## WHAT YOU ARE ASKED TO DO
Report how many lines below contain the word "Betty", and give only that number.

** START OF MATERIALS PROVIDED **

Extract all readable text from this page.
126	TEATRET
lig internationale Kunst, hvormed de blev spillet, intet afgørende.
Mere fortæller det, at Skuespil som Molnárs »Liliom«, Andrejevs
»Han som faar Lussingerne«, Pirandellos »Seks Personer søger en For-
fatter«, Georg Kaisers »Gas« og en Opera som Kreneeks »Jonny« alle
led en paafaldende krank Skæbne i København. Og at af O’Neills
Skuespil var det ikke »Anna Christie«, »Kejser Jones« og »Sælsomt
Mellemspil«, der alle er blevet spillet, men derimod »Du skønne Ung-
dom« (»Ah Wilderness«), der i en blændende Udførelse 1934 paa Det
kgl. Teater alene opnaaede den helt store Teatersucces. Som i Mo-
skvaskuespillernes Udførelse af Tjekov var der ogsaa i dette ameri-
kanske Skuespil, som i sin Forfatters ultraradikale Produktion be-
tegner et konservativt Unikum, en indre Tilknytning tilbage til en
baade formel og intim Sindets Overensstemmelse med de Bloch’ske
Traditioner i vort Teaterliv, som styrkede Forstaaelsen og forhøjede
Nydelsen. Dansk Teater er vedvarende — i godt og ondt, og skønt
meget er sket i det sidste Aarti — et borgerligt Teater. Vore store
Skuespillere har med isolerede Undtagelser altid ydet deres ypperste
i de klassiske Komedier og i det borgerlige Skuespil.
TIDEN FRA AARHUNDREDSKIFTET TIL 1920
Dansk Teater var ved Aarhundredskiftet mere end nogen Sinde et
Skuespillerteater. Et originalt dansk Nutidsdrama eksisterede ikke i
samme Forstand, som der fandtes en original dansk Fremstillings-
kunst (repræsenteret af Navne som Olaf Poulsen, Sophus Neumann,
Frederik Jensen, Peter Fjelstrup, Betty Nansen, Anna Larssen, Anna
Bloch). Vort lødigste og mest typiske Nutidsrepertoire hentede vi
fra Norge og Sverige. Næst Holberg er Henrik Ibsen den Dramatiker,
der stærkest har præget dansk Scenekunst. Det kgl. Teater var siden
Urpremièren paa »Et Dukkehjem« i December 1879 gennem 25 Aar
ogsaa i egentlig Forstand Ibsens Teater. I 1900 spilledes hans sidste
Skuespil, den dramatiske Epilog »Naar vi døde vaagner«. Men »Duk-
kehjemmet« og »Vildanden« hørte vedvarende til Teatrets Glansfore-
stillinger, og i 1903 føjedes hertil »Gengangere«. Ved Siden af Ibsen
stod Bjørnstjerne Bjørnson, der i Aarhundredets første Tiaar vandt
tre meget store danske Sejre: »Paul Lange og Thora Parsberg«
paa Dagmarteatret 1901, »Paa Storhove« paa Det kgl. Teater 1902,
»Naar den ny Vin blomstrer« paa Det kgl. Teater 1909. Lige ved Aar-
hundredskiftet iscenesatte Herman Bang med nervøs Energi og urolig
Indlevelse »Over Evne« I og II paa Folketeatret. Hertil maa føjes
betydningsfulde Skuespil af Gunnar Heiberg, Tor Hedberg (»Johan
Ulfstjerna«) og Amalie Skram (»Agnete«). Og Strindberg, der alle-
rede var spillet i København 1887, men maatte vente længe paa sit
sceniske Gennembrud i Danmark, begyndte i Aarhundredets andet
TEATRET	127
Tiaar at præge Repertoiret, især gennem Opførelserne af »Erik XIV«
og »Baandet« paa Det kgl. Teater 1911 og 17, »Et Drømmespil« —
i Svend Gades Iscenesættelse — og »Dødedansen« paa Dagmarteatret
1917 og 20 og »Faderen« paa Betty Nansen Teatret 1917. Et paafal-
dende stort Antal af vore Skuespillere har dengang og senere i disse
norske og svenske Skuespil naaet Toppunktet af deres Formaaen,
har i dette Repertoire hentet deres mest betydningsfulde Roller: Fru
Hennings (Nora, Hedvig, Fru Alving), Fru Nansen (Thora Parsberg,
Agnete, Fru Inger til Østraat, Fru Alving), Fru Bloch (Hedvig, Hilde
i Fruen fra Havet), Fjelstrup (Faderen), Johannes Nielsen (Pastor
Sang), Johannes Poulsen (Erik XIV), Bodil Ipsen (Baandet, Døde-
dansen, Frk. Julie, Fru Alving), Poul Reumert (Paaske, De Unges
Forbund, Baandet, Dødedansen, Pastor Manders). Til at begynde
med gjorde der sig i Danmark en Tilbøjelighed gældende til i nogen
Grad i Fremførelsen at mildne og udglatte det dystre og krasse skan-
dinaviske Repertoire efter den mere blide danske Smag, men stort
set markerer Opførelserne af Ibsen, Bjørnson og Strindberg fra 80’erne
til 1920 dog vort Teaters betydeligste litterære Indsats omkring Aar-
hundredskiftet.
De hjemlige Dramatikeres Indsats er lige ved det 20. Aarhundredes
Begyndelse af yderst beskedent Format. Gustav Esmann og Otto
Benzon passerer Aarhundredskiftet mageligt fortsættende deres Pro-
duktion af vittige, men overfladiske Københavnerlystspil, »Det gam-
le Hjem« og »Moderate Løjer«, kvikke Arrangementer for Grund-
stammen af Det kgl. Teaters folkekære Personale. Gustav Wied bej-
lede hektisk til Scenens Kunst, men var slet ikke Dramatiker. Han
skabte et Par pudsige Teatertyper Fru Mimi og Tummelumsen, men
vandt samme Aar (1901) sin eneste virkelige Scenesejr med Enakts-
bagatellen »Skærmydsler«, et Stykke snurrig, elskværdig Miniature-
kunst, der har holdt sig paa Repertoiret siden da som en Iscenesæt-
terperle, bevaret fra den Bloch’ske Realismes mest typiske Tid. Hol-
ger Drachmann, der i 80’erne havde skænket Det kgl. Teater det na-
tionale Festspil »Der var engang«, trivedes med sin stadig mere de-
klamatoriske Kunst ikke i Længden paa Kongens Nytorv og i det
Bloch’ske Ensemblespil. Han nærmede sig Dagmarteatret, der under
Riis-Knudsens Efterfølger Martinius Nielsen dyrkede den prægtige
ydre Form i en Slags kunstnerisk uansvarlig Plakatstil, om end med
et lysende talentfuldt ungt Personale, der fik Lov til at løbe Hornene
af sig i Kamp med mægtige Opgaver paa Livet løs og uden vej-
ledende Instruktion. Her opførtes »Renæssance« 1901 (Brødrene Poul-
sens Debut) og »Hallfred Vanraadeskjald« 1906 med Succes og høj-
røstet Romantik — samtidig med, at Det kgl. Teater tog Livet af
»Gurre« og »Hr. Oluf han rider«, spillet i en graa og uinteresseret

** END OF MATERIALS PROVIDED **

## TASK RESULT
2